_THE RECORDS_
==========

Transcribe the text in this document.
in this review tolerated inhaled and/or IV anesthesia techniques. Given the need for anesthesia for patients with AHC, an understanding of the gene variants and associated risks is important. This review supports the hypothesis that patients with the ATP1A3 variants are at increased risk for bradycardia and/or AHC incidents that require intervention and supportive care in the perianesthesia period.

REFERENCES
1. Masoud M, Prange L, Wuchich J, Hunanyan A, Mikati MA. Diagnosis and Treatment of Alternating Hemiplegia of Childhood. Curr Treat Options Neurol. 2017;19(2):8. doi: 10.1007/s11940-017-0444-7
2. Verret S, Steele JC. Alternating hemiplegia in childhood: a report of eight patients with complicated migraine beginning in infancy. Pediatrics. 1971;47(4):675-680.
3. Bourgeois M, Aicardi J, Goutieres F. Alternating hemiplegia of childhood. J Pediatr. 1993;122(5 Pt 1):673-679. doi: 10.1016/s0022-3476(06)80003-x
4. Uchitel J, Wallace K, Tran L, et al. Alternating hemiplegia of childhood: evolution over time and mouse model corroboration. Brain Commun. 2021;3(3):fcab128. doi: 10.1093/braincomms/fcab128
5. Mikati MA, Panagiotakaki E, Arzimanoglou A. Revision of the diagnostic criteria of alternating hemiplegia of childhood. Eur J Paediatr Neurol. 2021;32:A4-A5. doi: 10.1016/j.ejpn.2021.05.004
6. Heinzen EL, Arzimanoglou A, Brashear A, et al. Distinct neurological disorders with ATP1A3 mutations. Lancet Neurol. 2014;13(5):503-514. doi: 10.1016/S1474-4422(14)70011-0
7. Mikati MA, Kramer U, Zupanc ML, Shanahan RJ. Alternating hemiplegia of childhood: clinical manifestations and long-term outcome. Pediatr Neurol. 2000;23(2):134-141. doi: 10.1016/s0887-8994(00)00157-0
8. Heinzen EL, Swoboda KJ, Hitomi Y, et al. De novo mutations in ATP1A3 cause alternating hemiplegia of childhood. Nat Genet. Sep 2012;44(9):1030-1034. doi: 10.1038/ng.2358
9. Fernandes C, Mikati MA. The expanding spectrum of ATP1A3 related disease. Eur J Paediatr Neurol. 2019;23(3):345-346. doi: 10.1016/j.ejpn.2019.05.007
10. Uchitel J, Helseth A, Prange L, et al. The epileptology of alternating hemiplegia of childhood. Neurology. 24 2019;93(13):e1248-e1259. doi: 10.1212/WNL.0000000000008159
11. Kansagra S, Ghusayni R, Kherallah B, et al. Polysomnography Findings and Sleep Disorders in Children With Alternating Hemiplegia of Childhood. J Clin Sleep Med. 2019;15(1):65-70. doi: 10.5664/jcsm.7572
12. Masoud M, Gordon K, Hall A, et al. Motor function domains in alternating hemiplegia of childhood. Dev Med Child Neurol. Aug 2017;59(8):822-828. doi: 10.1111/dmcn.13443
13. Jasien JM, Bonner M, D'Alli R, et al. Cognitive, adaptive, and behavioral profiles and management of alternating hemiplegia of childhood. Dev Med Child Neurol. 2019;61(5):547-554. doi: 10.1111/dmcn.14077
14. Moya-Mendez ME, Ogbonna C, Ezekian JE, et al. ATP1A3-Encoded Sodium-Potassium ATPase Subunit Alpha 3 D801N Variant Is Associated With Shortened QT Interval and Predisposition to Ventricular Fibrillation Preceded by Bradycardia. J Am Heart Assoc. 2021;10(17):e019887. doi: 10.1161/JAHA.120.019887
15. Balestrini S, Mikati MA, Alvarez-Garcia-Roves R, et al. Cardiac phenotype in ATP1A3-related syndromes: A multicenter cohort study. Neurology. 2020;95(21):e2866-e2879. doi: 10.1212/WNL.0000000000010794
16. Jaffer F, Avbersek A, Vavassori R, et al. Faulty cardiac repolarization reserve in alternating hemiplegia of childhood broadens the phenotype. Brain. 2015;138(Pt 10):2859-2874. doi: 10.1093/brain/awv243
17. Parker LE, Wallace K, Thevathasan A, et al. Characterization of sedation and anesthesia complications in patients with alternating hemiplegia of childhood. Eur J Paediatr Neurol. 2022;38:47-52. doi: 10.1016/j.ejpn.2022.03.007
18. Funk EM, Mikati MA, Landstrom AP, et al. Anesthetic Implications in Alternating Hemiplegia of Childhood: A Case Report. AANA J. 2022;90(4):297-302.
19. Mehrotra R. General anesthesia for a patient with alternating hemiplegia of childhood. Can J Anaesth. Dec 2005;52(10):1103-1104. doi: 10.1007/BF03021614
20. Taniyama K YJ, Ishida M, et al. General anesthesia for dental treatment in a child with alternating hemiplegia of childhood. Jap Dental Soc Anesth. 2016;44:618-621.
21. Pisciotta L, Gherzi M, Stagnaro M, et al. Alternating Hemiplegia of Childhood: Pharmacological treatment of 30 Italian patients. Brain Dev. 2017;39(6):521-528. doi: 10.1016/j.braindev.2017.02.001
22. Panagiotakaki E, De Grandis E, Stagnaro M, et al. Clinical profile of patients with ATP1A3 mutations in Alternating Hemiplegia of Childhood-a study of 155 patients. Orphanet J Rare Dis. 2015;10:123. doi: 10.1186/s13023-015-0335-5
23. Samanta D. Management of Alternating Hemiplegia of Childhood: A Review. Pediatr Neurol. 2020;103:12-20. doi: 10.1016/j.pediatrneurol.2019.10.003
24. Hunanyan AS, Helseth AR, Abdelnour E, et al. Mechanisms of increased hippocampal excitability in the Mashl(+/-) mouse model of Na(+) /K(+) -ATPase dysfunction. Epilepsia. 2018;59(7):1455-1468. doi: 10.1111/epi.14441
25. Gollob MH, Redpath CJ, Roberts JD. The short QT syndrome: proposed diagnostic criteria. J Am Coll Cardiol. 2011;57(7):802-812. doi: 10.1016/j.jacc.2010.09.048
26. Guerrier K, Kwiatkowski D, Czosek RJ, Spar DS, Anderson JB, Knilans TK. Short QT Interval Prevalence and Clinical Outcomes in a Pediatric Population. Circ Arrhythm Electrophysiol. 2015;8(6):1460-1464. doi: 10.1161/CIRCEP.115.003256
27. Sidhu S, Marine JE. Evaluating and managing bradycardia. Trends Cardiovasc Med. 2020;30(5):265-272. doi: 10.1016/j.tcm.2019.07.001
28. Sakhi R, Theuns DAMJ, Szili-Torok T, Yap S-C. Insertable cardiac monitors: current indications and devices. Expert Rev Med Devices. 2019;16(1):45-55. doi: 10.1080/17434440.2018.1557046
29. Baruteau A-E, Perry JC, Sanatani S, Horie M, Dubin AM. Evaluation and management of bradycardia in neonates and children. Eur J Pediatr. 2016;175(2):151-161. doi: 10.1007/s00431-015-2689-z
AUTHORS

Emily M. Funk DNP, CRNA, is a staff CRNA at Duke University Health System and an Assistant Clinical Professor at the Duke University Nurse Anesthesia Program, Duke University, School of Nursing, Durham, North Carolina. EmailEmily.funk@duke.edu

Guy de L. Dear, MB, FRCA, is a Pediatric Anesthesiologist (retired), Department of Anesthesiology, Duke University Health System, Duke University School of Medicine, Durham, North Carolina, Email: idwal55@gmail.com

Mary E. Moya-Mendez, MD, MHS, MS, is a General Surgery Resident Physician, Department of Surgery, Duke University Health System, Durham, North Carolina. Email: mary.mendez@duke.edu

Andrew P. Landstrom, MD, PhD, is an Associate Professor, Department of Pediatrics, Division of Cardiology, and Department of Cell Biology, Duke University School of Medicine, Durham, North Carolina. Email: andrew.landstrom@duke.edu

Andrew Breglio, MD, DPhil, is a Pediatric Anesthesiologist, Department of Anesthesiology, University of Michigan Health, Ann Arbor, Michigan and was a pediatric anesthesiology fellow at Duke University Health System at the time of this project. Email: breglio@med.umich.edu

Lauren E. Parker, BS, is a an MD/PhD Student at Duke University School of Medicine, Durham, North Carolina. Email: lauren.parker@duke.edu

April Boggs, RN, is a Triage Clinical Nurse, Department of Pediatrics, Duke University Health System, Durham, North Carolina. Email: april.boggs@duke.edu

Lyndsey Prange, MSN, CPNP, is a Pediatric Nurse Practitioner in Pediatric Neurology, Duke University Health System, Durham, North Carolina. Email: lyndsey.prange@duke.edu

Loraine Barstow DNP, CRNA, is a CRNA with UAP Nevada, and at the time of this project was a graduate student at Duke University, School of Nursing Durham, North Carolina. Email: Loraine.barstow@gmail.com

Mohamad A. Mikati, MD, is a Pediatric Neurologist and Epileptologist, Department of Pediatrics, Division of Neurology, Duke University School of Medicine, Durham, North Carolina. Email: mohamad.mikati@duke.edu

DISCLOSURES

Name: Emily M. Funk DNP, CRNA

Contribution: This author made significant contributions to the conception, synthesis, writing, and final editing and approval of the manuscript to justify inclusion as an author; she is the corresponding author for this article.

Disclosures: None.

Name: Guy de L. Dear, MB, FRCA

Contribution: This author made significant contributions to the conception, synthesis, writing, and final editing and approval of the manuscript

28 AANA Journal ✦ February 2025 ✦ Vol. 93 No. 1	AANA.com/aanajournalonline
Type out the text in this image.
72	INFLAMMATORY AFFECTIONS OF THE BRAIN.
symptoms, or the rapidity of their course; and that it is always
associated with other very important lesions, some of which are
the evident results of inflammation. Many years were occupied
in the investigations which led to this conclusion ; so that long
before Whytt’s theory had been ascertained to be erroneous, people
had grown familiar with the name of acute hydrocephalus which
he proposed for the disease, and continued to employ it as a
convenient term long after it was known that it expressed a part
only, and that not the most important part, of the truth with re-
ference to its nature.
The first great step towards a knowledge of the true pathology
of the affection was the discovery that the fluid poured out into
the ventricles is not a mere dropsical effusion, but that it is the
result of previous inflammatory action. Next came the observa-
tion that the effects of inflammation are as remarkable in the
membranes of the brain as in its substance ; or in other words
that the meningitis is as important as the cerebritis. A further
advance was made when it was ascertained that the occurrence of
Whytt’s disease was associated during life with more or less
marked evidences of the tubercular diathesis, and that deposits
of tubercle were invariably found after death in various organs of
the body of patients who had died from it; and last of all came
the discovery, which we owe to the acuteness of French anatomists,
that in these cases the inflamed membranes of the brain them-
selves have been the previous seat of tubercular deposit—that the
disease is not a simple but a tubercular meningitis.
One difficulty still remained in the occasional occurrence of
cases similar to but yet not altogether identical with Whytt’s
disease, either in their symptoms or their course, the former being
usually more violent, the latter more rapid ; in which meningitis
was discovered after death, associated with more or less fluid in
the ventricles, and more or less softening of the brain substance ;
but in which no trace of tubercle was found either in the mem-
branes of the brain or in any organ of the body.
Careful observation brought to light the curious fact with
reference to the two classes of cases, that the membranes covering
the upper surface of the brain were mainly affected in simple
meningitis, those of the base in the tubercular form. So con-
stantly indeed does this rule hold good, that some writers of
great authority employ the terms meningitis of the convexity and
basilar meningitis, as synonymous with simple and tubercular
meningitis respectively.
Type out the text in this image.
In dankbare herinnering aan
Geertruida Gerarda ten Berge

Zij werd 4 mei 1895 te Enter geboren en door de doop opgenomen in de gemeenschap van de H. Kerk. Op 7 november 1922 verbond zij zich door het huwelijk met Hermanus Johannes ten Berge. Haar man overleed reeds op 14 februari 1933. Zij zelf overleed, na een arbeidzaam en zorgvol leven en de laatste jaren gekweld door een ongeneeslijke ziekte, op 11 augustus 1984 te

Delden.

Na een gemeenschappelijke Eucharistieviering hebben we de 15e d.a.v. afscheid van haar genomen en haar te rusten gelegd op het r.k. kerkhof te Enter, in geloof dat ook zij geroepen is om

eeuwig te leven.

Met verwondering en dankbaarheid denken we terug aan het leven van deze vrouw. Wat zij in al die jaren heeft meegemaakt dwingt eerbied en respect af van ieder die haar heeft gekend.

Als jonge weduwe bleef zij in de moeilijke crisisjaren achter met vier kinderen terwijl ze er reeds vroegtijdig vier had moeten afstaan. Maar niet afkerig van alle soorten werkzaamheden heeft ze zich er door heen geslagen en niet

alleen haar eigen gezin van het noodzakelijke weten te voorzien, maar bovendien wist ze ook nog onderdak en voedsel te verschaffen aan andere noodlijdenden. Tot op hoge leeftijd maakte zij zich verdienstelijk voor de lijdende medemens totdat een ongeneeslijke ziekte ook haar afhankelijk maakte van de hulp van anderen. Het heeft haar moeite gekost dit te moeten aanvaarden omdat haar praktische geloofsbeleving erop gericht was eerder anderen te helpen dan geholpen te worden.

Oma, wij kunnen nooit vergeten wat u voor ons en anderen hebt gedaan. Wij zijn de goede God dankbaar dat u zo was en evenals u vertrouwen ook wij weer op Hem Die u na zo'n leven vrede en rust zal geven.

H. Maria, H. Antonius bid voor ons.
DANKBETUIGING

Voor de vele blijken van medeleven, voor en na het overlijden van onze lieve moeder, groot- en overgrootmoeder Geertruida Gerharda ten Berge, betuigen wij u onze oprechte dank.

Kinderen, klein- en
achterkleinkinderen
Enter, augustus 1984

==========

_TASK_
Lines that include the word "disease" are to be extracted from the data above.

_TASK SOLUTION_
9. Fernandes C, Mikati MA. The expanding spectrum of ATP1A3 related disease. Eur J Paediatr Neurol. 2019;23(3):345-346. doi: 10.1016/j.ejpn.2019.05.007
he proposed for the disease, and continued to employ it as a
Whytt’s disease was associated during life with more or less
disease is not a simple but a tubercular meningitis.
disease, either in their symptoms or their course, the former being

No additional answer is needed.